[Problem details] Without the pictures, copy all the entries below exactly.

## Begin Information supplied

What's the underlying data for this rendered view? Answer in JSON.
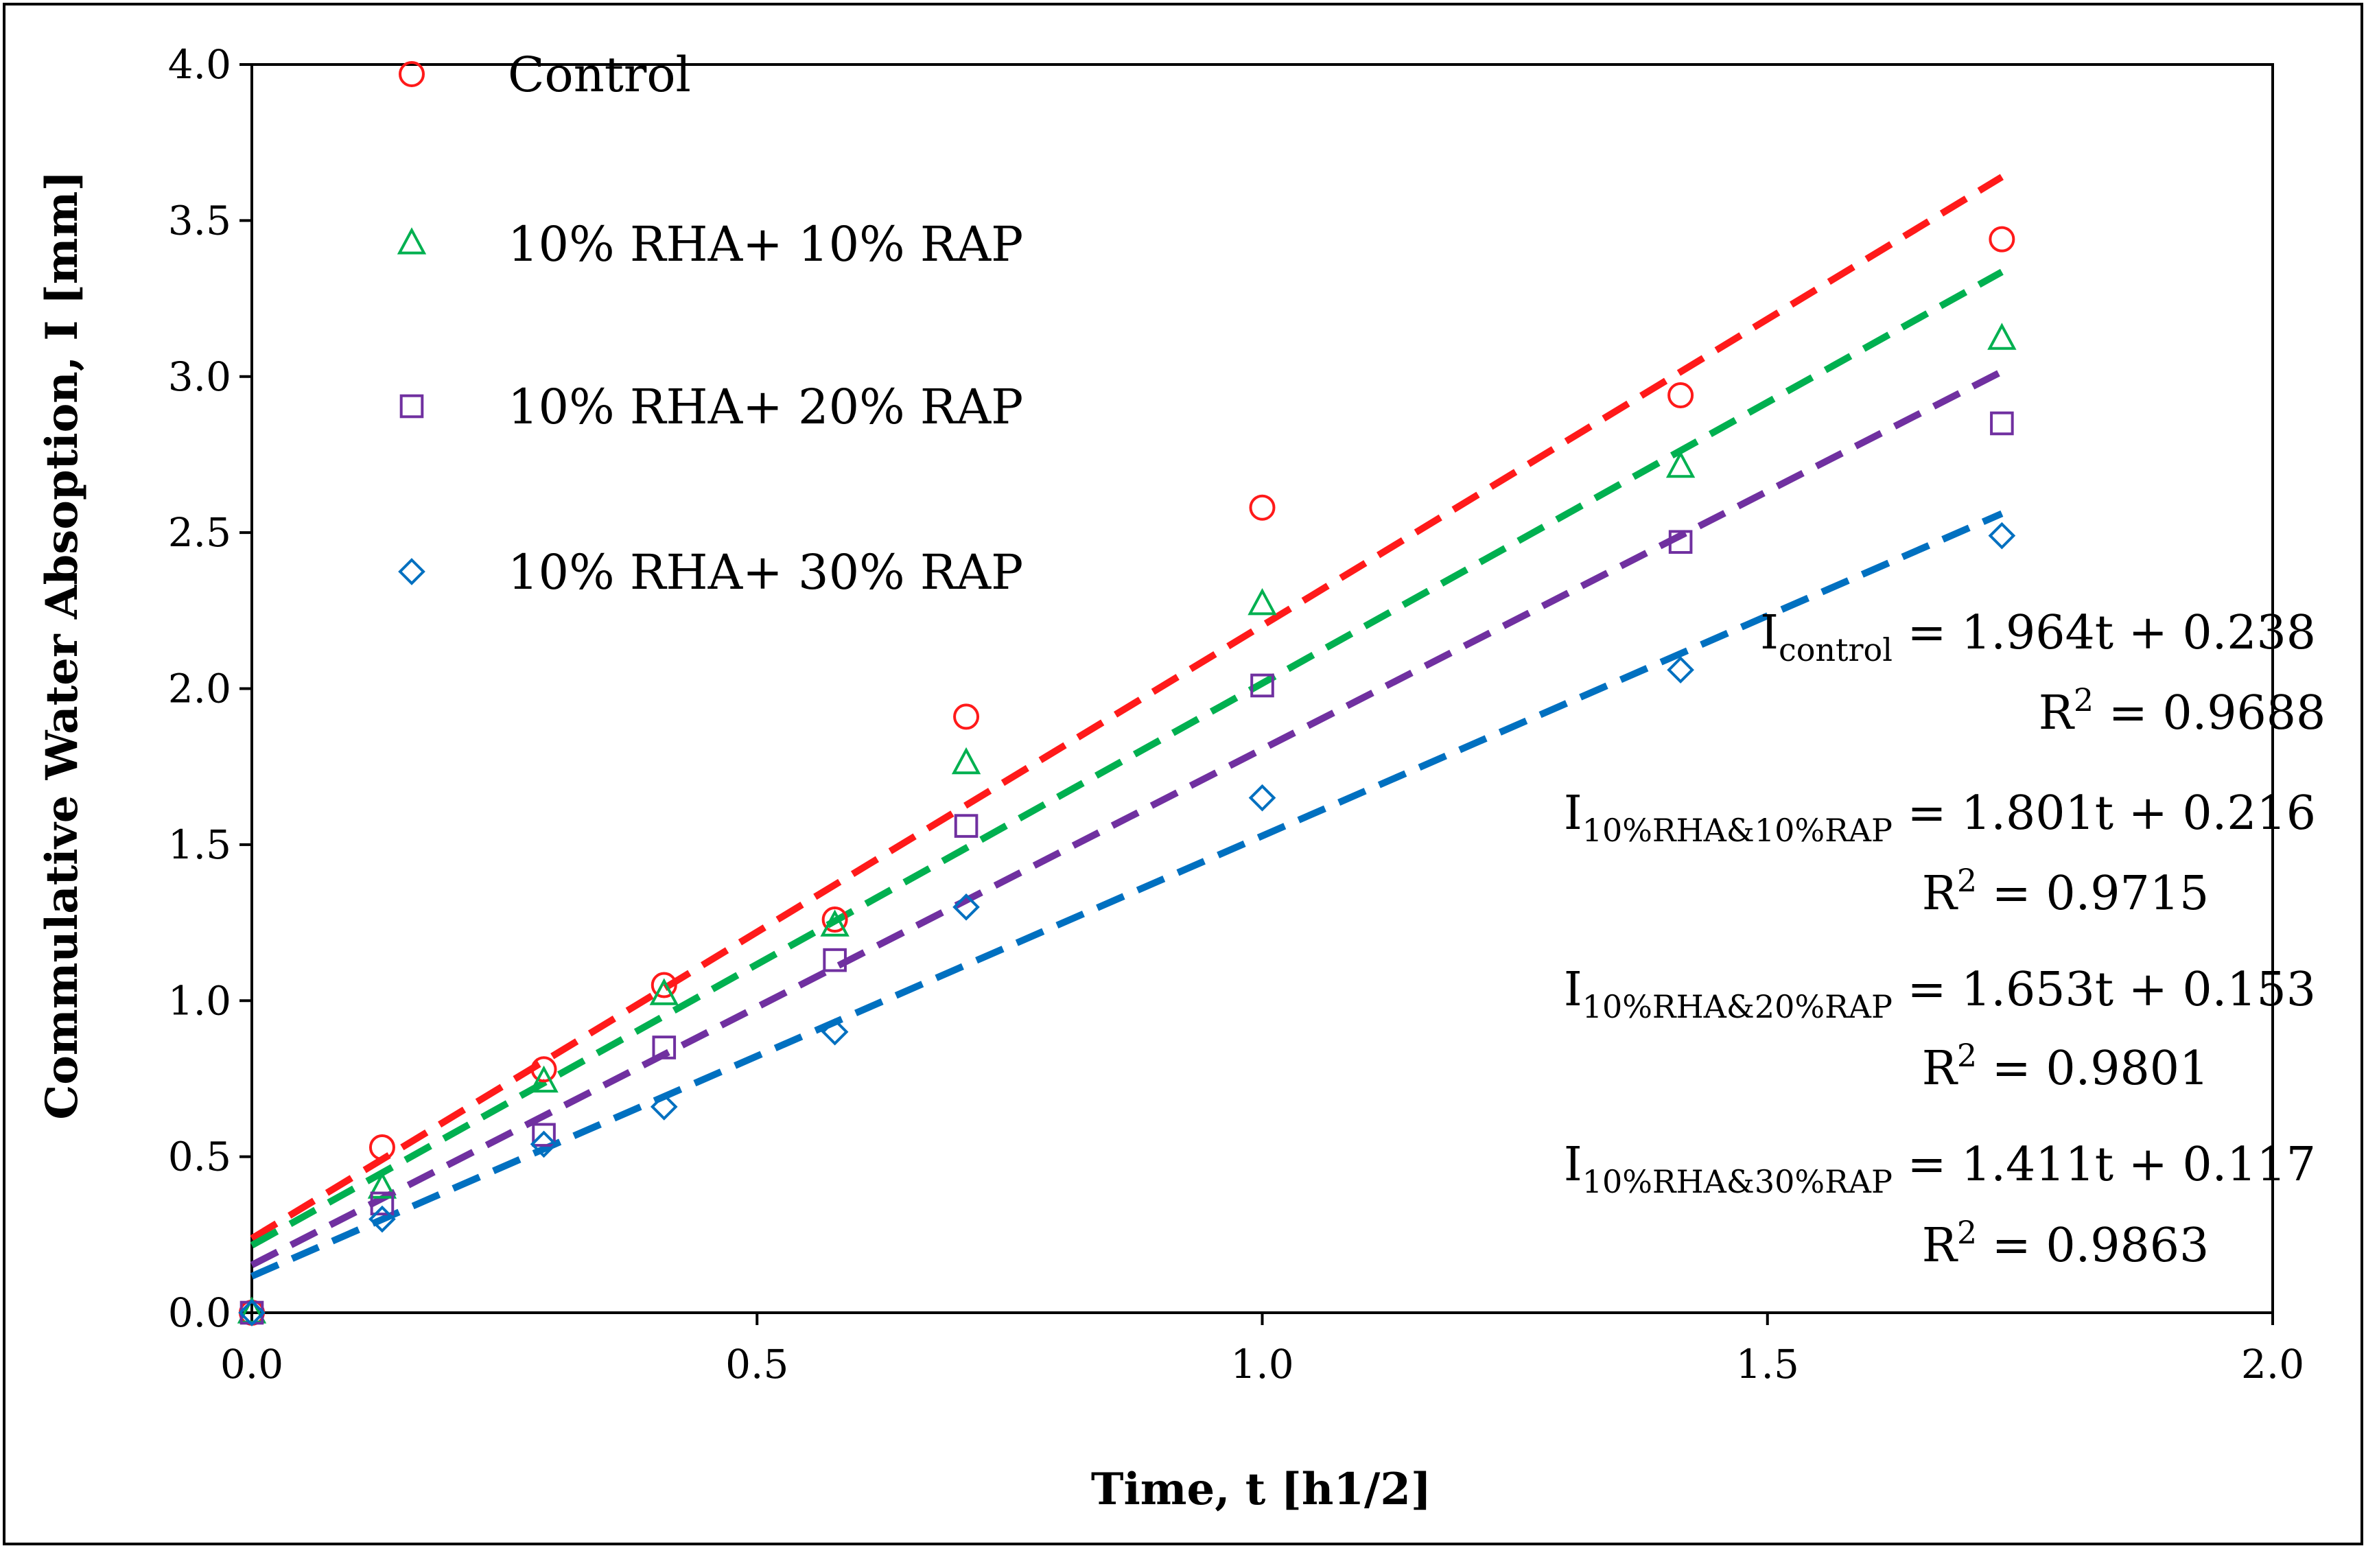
{
  "chart_data": {
    "type": "scatter",
    "xlabel": "Time, t [h1/2]",
    "ylabel": "Commulative Water Absoption, I [mm]",
    "xlim": [
      0,
      2.0
    ],
    "ylim": [
      0,
      4.0
    ],
    "xticks": [
      0,
      0.5,
      1.0,
      1.5,
      2.0
    ],
    "xtick_labels": [
      "0.0",
      "0.5",
      "1.0",
      "1.5",
      "2.0"
    ],
    "yticks": [
      0,
      0.5,
      1.0,
      1.5,
      2.0,
      2.5,
      3.0,
      3.5,
      4.0
    ],
    "ytick_labels": [
      "0.0",
      "0.5",
      "1.0",
      "1.5",
      "2.0",
      "2.5",
      "3.0",
      "3.5",
      "4.0"
    ],
    "grid": false,
    "legend_position": "top-left",
    "x": [
      0,
      0.129,
      0.289,
      0.408,
      0.577,
      0.707,
      1.0,
      1.414,
      1.732
    ],
    "series": [
      {
        "name": "Control",
        "color": "#ff1a1a",
        "marker": "circle",
        "values": [
          0.0,
          0.53,
          0.78,
          1.05,
          1.26,
          1.91,
          2.58,
          2.94,
          3.44
        ],
        "trend": {
          "slope": 1.964,
          "intercept": 0.238
        },
        "eq_subscript": "control",
        "eq_text": " = 1.964t + 0.238",
        "r2_text": " = 0.9688"
      },
      {
        "name": "10% RHA+ 10% RAP",
        "color": "#00b050",
        "marker": "triangle",
        "values": [
          0.0,
          0.4,
          0.74,
          1.02,
          1.24,
          1.76,
          2.27,
          2.71,
          3.12
        ],
        "trend": {
          "slope": 1.801,
          "intercept": 0.216
        },
        "eq_subscript": "10%RHA&10%RAP",
        "eq_text": " = 1.801t + 0.216",
        "r2_text": " = 0.9715"
      },
      {
        "name": "10% RHA+ 20% RAP",
        "color": "#7030a0",
        "marker": "square",
        "values": [
          0.0,
          0.35,
          0.57,
          0.85,
          1.13,
          1.56,
          2.01,
          2.47,
          2.85
        ],
        "trend": {
          "slope": 1.653,
          "intercept": 0.153
        },
        "eq_subscript": "10%RHA&20%RAP",
        "eq_text": " = 1.653t + 0.153",
        "r2_text": " = 0.9801"
      },
      {
        "name": "10% RHA+ 30% RAP",
        "color": "#0070c0",
        "marker": "diamond",
        "values": [
          0.0,
          0.3,
          0.54,
          0.66,
          0.9,
          1.3,
          1.65,
          2.06,
          2.49
        ],
        "trend": {
          "slope": 1.411,
          "intercept": 0.117
        },
        "eq_subscript": "10%RHA&30%RAP",
        "eq_text": " = 1.411t + 0.117",
        "r2_text": " = 0.9863"
      }
    ],
    "eq_symbol": "I",
    "r2_symbol": "R",
    "r2_exponent": "2"
  }
}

## End Information supplied

[Response to this task]
What's the underlying data for this rendered view? Answer in JSON.
{
  "chart_data": {
    "type": "scatter",
    "xlabel": "Time, t [h1/2]",
    "ylabel": "Commulative Water Absoption, I [mm]",
    "xlim": [
      0,
      2.0
    ],
    "ylim": [
      0,
      4.0
    ],
    "xticks": [
      0,
      0.5,
      1.0,
      1.5,
      2.0
    ],
    "xtick_labels": [
      "0.0",
      "0.5",
      "1.0",
      "1.5",
      "2.0"
    ],
    "yticks": [
      0,
      0.5,
      1.0,
      1.5,
      2.0,
      2.5,
      3.0,
      3.5,
      4.0
    ],
    "ytick_labels": [
      "0.0",
      "0.5",
      "1.0",
      "1.5",
      "2.0",
      "2.5",
      "3.0",
      "3.5",
      "4.0"
    ],
    "grid": false,
    "legend_position": "top-left",
    "x": [
      0,
      0.129,
      0.289,
      0.408,
      0.577,
      0.707,
      1.0,
      1.414,
      1.732
    ],
    "series": [
      {
        "name": "Control",
        "color": "#ff1a1a",
        "marker": "circle",
        "values": [
          0.0,
          0.53,
          0.78,
          1.05,
          1.26,
          1.91,
          2.58,
          2.94,
          3.44
        ],
        "trend": {
          "slope": 1.964,
          "intercept": 0.238
        },
        "eq_subscript": "control",
        "eq_text": " = 1.964t + 0.238",
        "r2_text": " = 0.9688"
      },
      {
        "name": "10% RHA+ 10% RAP",
        "color": "#00b050",
        "marker": "triangle",
        "values": [
          0.0,
          0.4,
          0.74,
          1.02,
          1.24,
          1.76,
          2.27,
          2.71,
          3.12
        ],
        "trend": {
          "slope": 1.801,
          "intercept": 0.216
        },
        "eq_subscript": "10%RHA&10%RAP",
        "eq_text": " = 1.801t + 0.216",
        "r2_text": " = 0.9715"
      },
      {
        "name": "10% RHA+ 20% RAP",
        "color": "#7030a0",
        "marker": "square",
        "values": [
          0.0,
          0.35,
          0.57,
          0.85,
          1.13,
          1.56,
          2.01,
          2.47,
          2.85
        ],
        "trend": {
          "slope": 1.653,
          "intercept": 0.153
        },
        "eq_subscript": "10%RHA&20%RAP",
        "eq_text": " = 1.653t + 0.153",
        "r2_text": " = 0.9801"
      },
      {
        "name": "10% RHA+ 30% RAP",
        "color": "#0070c0",
        "marker": "diamond",
        "values": [
          0.0,
          0.3,
          0.54,
          0.66,
          0.9,
          1.3,
          1.65,
          2.06,
          2.49
        ],
        "trend": {
          "slope": 1.411,
          "intercept": 0.117
        },
        "eq_subscript": "10%RHA&30%RAP",
        "eq_text": " = 1.411t + 0.117",
        "r2_text": " = 0.9863"
      }
    ],
    "eq_symbol": "I",
    "r2_symbol": "R",
    "r2_exponent": "2"
  }
}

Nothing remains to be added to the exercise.